Directions> Your task is to locate every line holding the string "amount" and to copy each of them.

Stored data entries
BEGIN

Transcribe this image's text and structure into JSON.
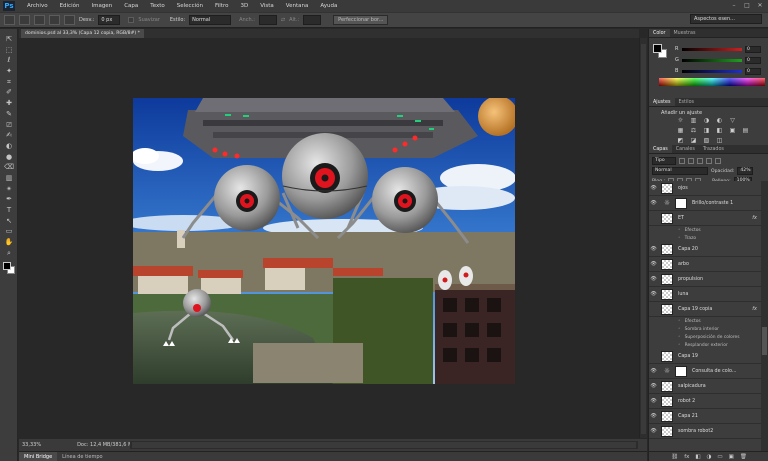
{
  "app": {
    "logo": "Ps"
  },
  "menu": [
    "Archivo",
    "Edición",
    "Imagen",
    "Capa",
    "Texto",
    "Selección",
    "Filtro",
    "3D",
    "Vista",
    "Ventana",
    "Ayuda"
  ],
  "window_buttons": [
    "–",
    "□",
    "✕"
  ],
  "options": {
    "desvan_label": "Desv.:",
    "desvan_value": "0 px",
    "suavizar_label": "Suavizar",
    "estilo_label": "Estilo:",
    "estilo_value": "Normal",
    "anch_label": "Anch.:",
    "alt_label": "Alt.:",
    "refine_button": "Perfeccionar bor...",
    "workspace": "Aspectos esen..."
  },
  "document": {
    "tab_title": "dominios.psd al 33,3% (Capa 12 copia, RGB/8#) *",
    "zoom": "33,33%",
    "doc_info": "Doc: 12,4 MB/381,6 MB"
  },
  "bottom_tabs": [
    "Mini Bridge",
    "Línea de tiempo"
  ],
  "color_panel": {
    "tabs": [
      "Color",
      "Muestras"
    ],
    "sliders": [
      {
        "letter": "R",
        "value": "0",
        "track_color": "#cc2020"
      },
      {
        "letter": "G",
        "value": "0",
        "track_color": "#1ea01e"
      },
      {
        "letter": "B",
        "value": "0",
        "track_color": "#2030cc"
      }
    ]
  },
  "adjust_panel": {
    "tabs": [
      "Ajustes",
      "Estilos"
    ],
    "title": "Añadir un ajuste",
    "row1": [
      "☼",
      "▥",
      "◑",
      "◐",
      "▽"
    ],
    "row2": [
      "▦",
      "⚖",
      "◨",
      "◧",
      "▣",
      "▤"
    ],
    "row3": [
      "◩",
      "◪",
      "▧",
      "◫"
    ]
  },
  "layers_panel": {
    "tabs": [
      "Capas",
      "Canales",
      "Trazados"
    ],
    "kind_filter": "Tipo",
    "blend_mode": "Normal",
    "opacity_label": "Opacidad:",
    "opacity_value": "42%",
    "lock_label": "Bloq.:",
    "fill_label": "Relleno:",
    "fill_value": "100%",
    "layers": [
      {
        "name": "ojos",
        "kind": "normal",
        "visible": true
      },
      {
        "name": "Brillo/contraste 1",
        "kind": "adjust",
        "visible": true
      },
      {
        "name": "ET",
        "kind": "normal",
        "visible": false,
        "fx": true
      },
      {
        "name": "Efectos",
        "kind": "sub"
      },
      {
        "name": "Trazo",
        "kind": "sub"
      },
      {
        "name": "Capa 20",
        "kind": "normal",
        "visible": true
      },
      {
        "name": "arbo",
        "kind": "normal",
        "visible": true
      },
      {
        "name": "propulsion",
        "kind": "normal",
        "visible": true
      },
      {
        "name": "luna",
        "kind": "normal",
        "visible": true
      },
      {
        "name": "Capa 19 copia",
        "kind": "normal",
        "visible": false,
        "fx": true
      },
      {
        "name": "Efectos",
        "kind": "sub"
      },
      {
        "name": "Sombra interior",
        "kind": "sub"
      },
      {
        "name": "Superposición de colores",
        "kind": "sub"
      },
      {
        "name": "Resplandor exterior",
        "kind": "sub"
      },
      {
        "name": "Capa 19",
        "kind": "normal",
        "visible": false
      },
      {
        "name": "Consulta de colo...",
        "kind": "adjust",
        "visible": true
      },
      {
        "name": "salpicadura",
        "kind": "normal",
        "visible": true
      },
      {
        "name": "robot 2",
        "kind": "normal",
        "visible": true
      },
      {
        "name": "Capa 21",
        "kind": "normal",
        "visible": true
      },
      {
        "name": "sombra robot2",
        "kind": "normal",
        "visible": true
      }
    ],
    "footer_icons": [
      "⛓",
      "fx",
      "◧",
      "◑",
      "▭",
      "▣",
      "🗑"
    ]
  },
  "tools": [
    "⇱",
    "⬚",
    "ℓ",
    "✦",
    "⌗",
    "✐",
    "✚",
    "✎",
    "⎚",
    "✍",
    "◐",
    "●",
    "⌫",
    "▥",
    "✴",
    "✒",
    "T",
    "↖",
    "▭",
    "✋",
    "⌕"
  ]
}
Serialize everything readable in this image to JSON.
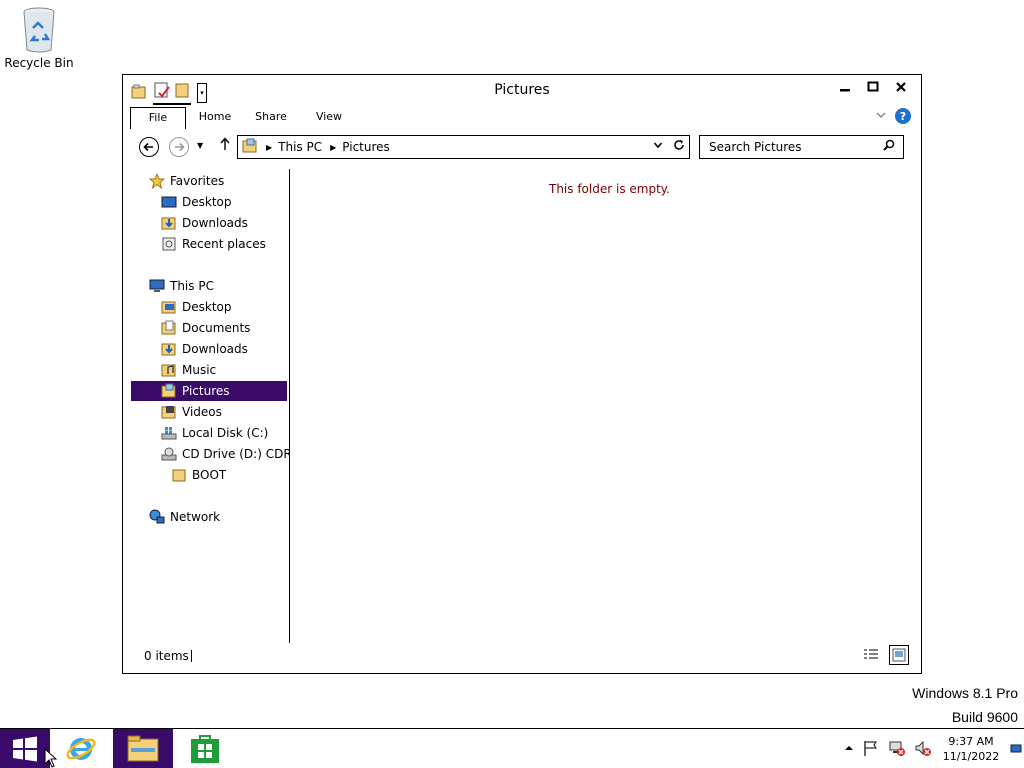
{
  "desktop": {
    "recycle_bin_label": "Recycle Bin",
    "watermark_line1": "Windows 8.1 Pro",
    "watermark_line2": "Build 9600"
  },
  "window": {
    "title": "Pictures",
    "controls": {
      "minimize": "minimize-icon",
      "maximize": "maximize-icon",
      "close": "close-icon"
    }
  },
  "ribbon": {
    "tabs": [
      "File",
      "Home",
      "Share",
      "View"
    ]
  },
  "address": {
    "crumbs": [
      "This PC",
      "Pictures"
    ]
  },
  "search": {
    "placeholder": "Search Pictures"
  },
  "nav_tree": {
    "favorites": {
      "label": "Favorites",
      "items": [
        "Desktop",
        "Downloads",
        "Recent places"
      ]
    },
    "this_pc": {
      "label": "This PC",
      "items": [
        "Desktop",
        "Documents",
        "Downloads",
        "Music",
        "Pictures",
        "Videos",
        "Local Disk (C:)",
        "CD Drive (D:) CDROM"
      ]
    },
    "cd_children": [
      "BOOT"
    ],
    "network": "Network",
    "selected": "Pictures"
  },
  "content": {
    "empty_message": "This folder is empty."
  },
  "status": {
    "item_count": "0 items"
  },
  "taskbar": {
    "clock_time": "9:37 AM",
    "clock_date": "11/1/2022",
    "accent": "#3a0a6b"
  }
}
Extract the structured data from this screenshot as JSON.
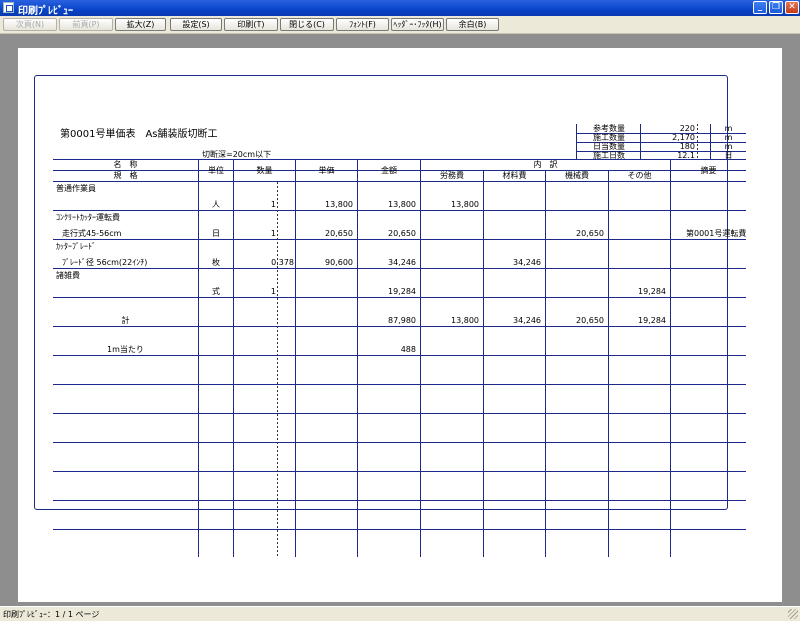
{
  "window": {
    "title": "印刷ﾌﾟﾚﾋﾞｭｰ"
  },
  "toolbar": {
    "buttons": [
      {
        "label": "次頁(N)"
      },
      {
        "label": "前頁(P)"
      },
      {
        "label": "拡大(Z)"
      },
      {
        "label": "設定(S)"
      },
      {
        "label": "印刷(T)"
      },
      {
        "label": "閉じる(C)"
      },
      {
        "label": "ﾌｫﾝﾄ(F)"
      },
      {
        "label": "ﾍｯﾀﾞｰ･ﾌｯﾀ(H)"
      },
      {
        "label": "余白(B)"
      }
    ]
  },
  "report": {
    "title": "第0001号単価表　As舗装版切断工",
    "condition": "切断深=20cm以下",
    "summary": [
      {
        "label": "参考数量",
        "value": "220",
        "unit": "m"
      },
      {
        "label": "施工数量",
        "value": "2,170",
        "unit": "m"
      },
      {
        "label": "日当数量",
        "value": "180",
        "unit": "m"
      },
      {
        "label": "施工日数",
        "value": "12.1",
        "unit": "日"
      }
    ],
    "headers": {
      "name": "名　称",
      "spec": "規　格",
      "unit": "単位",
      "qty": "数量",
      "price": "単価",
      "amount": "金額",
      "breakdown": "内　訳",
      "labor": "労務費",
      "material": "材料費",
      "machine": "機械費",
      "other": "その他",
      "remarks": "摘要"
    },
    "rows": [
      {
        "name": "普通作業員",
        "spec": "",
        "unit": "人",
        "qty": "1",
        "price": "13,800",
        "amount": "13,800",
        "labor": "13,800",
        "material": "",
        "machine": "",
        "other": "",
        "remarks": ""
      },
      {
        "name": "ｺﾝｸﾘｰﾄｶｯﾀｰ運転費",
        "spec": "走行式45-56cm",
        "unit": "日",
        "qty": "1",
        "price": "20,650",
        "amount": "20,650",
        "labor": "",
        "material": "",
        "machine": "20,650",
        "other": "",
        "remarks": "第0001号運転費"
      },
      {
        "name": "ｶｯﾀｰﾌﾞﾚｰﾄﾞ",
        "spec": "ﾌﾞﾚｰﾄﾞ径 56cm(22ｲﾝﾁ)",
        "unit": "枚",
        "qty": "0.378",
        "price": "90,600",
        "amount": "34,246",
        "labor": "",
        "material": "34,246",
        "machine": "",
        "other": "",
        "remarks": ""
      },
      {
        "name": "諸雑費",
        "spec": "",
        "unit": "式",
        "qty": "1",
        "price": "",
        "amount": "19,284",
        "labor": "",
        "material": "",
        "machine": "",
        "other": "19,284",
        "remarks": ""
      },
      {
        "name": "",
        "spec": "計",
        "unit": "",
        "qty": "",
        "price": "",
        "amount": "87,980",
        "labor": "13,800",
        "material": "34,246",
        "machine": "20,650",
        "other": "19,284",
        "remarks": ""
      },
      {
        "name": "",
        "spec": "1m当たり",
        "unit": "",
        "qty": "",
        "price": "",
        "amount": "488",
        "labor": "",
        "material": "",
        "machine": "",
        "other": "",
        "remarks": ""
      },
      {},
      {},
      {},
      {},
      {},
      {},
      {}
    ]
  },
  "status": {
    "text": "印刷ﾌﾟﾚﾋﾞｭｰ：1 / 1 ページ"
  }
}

END

Output of the task>
      "amount": "金額",
        "amount": "13,800",
        "amount": "20,650",
        "amount": "34,246",
        "amount": "19,284",
        "amount": "87,980",
        "amount": "488",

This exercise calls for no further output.